─── DATA FOR PROCESSING

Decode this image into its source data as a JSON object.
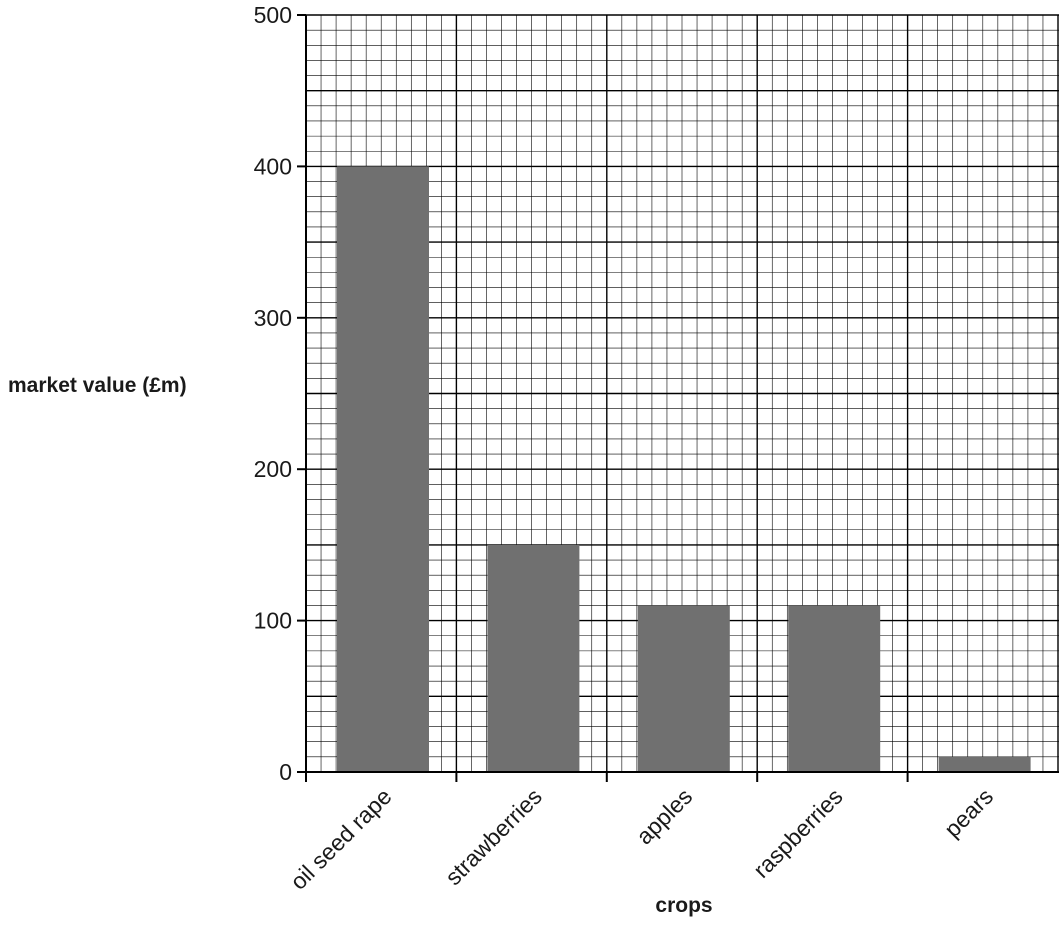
{
  "chart_data": {
    "type": "bar",
    "title": "",
    "xlabel": "crops",
    "ylabel": "market value (£m)",
    "categories": [
      "oil seed rape",
      "strawberries",
      "apples",
      "raspberries",
      "pears"
    ],
    "values": [
      400,
      150,
      110,
      110,
      10
    ],
    "ylim": [
      0,
      500
    ],
    "yticks": [
      "0",
      "100",
      "200",
      "300",
      "400",
      "500"
    ],
    "grid": true,
    "colors": {
      "bar": "#707070",
      "grid": "#000000",
      "axis": "#000000"
    }
  }
}
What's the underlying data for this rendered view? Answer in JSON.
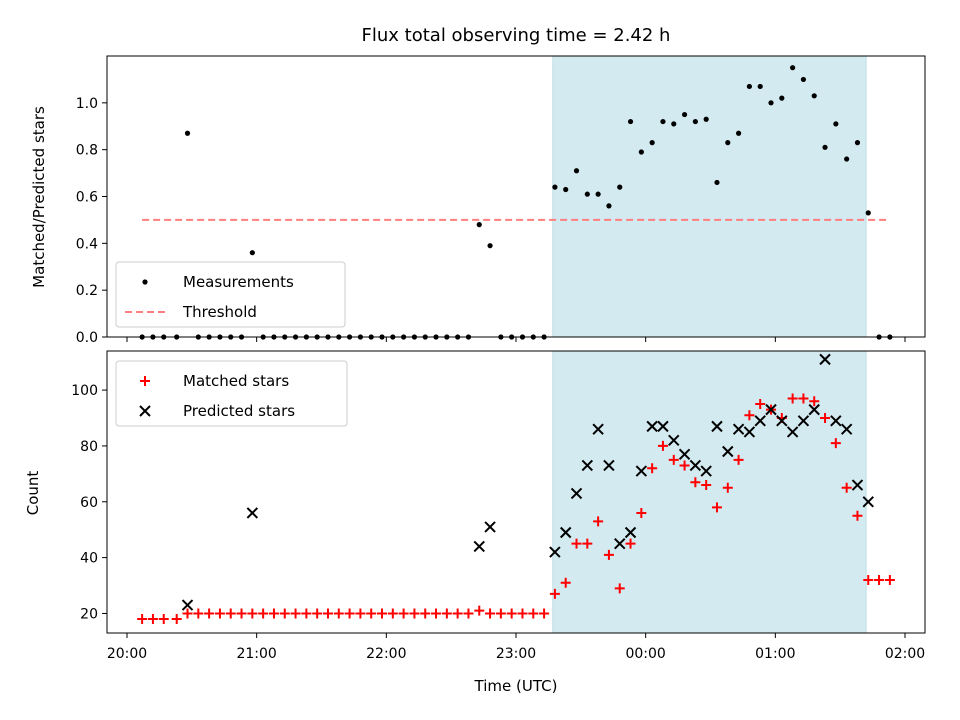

──────

TASK PROMPT -> Copy the material above in full and exactly, skipping pictures.

ANSWER FOR THE TASK ->
Decode this image into its source data as a JSON object.
{
  "chart_data": {
    "type": "bar",
    "title": "",
    "xlabel": "crops",
    "ylabel": "market value (£m)",
    "categories": [
      "oil seed rape",
      "strawberries",
      "apples",
      "raspberries",
      "pears"
    ],
    "values": [
      400,
      150,
      110,
      110,
      10
    ],
    "ylim": [
      0,
      500
    ],
    "yticks": [
      "0",
      "100",
      "200",
      "300",
      "400",
      "500"
    ],
    "grid": true,
    "colors": {
      "bar": "#707070",
      "grid": "#000000",
      "axis": "#000000"
    }
  }
}
What's the underlying data for this rendered view? Answer in JSON.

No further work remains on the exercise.